> EXERCISE REQUIREMENTS
Reproduce the listing below line for line, with no alteration of any kind.

— start of EXERCISE INPUTS —

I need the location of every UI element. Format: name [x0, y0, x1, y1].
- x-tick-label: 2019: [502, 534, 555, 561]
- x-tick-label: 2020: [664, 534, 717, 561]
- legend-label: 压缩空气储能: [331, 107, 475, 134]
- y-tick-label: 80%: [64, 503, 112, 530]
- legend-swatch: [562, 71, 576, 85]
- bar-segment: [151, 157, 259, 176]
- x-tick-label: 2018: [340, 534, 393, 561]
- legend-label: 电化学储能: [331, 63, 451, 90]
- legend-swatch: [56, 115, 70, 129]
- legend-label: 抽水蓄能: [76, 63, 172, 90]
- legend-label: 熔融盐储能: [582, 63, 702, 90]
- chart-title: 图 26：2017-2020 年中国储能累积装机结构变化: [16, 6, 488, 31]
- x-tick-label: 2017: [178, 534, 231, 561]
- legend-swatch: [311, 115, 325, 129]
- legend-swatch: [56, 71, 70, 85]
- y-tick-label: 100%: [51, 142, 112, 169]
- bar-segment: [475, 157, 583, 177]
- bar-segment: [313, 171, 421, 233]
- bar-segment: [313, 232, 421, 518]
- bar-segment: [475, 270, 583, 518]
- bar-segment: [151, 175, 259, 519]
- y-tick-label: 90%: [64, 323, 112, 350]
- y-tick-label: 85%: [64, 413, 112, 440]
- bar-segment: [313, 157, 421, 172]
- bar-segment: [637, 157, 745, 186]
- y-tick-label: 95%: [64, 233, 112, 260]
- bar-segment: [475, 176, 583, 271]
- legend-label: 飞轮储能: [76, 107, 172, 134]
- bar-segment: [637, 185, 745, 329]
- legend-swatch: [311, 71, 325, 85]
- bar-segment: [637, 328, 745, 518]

— end of EXERCISE INPUTS —

> THE ANSWER
I need the location of every UI element. Format: name [x0, y0, x1, y1].
- x-tick-label: 2019: [502, 534, 555, 561]
- x-tick-label: 2020: [664, 534, 717, 561]
- legend-label: 压缩空气储能: [331, 107, 475, 134]
- y-tick-label: 80%: [64, 503, 112, 530]
- legend-swatch: [562, 71, 576, 85]
- bar-segment: [151, 157, 259, 176]
- x-tick-label: 2018: [340, 534, 393, 561]
- legend-label: 电化学储能: [331, 63, 451, 90]
- legend-swatch: [56, 115, 70, 129]
- legend-label: 抽水蓄能: [76, 63, 172, 90]
- legend-label: 熔融盐储能: [582, 63, 702, 90]
- chart-title: 图 26：2017-2020 年中国储能累积装机结构变化: [16, 6, 488, 31]
- x-tick-label: 2017: [178, 534, 231, 561]
- legend-swatch: [311, 115, 325, 129]
- legend-swatch: [56, 71, 70, 85]
- y-tick-label: 100%: [51, 142, 112, 169]
- bar-segment: [475, 157, 583, 177]
- bar-segment: [313, 171, 421, 233]
- bar-segment: [313, 232, 421, 518]
- bar-segment: [475, 270, 583, 518]
- bar-segment: [151, 175, 259, 519]
- y-tick-label: 90%: [64, 323, 112, 350]
- y-tick-label: 85%: [64, 413, 112, 440]
- bar-segment: [313, 157, 421, 172]
- bar-segment: [637, 157, 745, 186]
- y-tick-label: 95%: [64, 233, 112, 260]
- bar-segment: [475, 176, 583, 271]
- legend-label: 飞轮储能: [76, 107, 172, 134]
- bar-segment: [637, 185, 745, 329]
- legend-swatch: [311, 71, 325, 85]
- bar-segment: [637, 328, 745, 518]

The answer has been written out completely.